• _GOAL OF THE EXERCISE_
Look through the entries below and count the lines with the word "this" in them; give only the number.

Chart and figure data
══════════

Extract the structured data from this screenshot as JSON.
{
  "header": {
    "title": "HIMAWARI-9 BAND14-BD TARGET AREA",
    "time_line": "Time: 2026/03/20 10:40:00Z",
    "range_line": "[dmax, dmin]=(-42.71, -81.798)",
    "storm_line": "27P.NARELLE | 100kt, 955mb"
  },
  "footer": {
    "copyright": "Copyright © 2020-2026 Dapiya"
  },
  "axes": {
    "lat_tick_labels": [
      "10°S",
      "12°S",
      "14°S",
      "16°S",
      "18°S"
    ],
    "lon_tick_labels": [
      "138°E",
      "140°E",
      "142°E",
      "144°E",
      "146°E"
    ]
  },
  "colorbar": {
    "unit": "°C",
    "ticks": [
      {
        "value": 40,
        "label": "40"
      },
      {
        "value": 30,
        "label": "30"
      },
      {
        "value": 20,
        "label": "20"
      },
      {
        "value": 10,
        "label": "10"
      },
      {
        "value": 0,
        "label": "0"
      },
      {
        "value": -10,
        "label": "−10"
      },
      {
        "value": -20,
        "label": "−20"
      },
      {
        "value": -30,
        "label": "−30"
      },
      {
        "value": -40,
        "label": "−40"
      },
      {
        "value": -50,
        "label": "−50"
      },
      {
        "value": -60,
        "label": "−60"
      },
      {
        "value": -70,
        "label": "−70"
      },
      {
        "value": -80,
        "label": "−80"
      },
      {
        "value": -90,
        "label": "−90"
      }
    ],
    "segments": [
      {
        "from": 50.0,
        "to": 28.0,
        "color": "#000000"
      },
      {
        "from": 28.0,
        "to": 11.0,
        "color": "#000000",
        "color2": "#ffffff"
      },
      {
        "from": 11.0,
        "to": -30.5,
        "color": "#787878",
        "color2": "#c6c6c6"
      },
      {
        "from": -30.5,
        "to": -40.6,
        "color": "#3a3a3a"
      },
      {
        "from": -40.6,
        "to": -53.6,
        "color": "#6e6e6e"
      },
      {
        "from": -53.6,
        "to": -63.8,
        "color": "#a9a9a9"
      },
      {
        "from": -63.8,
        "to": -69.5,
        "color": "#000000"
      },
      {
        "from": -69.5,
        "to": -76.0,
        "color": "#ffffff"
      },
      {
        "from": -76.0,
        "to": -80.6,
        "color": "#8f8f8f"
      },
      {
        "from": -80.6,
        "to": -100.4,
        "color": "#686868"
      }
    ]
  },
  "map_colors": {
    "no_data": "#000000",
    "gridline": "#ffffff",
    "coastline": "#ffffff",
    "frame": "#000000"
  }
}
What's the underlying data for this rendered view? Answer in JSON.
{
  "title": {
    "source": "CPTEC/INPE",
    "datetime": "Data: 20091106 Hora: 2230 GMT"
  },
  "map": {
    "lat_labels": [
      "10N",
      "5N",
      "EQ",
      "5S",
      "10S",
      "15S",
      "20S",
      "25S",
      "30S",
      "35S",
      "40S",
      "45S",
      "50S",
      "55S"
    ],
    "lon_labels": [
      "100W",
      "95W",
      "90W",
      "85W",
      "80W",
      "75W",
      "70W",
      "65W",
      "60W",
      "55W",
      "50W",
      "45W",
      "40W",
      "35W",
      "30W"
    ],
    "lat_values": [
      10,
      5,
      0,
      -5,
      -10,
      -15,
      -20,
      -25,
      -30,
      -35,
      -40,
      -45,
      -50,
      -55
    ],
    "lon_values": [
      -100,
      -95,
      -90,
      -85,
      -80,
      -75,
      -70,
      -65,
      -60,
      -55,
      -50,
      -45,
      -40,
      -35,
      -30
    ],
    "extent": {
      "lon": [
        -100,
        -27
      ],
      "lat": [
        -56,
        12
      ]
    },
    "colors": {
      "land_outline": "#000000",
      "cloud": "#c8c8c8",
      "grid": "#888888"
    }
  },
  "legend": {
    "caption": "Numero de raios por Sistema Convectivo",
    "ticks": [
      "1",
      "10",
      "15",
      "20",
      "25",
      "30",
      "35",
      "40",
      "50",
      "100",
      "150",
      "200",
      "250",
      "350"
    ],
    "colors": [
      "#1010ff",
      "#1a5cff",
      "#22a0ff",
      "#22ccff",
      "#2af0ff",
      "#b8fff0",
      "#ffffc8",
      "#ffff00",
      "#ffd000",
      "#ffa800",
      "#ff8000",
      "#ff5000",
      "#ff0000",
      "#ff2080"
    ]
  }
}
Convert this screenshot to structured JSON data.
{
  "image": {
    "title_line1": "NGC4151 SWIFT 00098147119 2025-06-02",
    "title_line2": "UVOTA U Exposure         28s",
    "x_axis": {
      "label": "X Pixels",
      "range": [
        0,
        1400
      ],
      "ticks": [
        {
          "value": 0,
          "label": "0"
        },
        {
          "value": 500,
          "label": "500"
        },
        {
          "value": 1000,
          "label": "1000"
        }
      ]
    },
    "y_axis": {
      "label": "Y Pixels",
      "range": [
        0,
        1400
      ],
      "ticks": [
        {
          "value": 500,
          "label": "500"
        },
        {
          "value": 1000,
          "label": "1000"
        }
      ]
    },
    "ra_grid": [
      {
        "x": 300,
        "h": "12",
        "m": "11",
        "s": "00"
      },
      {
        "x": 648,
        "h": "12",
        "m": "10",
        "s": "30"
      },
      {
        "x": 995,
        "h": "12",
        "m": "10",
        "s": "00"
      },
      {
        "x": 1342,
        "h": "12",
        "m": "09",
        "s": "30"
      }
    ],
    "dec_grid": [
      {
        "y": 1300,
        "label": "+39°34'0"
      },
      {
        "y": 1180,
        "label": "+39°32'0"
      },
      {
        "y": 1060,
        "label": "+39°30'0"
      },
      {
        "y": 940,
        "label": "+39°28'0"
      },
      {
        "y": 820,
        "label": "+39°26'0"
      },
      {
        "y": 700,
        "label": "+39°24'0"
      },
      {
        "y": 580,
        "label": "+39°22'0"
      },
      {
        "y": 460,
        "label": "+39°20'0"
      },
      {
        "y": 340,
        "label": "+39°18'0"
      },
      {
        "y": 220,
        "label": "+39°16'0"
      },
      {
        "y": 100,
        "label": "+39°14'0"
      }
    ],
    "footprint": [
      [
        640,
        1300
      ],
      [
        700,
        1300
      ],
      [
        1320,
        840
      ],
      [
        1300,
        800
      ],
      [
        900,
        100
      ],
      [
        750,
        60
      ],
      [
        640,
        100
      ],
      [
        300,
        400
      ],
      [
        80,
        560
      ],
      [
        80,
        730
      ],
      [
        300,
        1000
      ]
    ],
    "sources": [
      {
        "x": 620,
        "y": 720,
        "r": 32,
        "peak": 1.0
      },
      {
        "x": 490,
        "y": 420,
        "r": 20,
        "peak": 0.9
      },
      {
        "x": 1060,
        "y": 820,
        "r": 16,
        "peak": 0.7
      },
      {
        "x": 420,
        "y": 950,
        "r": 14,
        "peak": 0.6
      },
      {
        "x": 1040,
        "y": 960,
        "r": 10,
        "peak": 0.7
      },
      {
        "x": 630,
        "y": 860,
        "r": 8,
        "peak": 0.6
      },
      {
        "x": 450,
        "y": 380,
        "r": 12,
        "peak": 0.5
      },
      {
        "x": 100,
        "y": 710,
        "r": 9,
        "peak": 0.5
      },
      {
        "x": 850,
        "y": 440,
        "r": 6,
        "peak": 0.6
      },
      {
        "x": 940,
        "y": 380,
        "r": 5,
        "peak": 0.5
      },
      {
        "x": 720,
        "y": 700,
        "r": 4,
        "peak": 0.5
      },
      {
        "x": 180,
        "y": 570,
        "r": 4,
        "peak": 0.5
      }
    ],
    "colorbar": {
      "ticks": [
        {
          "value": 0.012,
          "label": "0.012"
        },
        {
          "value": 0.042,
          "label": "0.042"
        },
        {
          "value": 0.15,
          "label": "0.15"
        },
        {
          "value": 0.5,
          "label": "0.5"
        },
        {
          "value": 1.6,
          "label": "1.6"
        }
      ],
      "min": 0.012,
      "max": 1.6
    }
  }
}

══════════

• _RESPONSE TO THE TASK_
3